What you have to do: Collect from the data below each line with "HECTARES".

Stored data:
####################

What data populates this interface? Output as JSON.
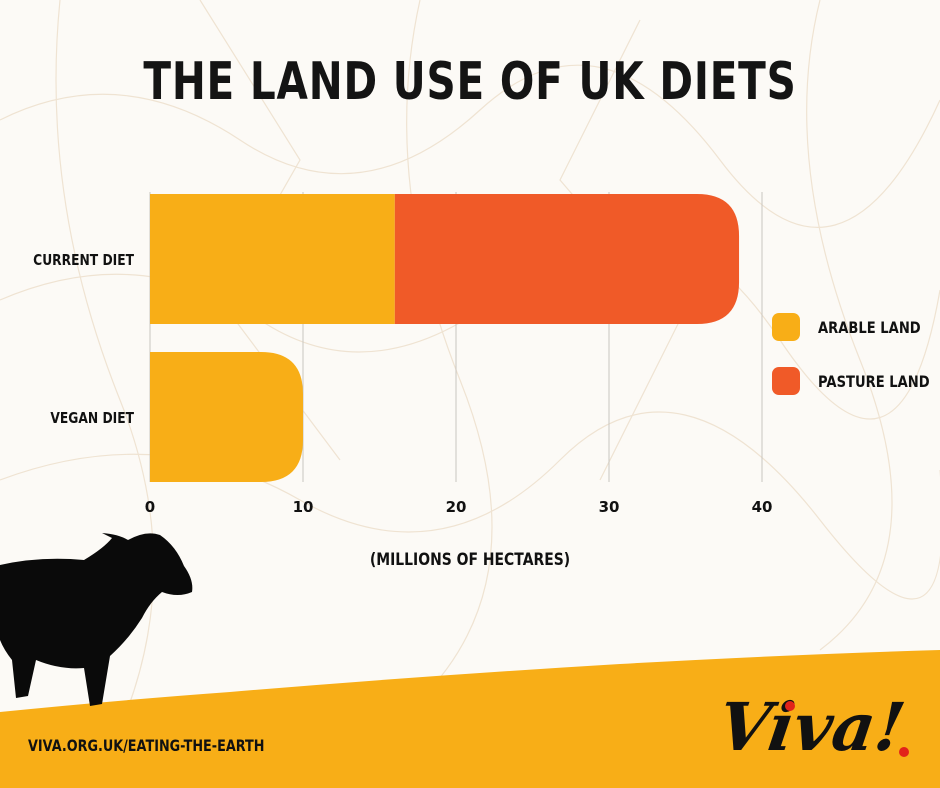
{
  "title": "THE LAND USE OF UK DIETS",
  "legend": {
    "items": [
      {
        "label": "ARABLE LAND",
        "color": "#f8ae17"
      },
      {
        "label": "PASTURE LAND",
        "color": "#f05a28"
      }
    ]
  },
  "axis_title": "(MILLIONS OF HECTARES)",
  "footer": {
    "url": "VIVA.ORG.UK/EATING-THE-EARTH"
  },
  "logo": {
    "text": "Viva!"
  },
  "colors": {
    "arable": "#f8ae17",
    "pasture": "#f05a28",
    "band": "#f8ae17",
    "ink": "#111111"
  },
  "chart_data": {
    "type": "bar",
    "orientation": "horizontal",
    "stacked": true,
    "categories": [
      "CURRENT DIET",
      "VEGAN DIET"
    ],
    "series": [
      {
        "name": "ARABLE LAND",
        "values": [
          16,
          10
        ]
      },
      {
        "name": "PASTURE LAND",
        "values": [
          22.5,
          0
        ]
      }
    ],
    "xlim": [
      0,
      40
    ],
    "xticks": [
      0,
      10,
      20,
      30,
      40
    ],
    "xlabel": "(MILLIONS OF HECTARES)",
    "grid": true,
    "legend_position": "right"
  }
}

####################

Written reply:
  "axis_title": "(MILLIONS OF HECTARES)",
    "xlabel": "(MILLIONS OF HECTARES)",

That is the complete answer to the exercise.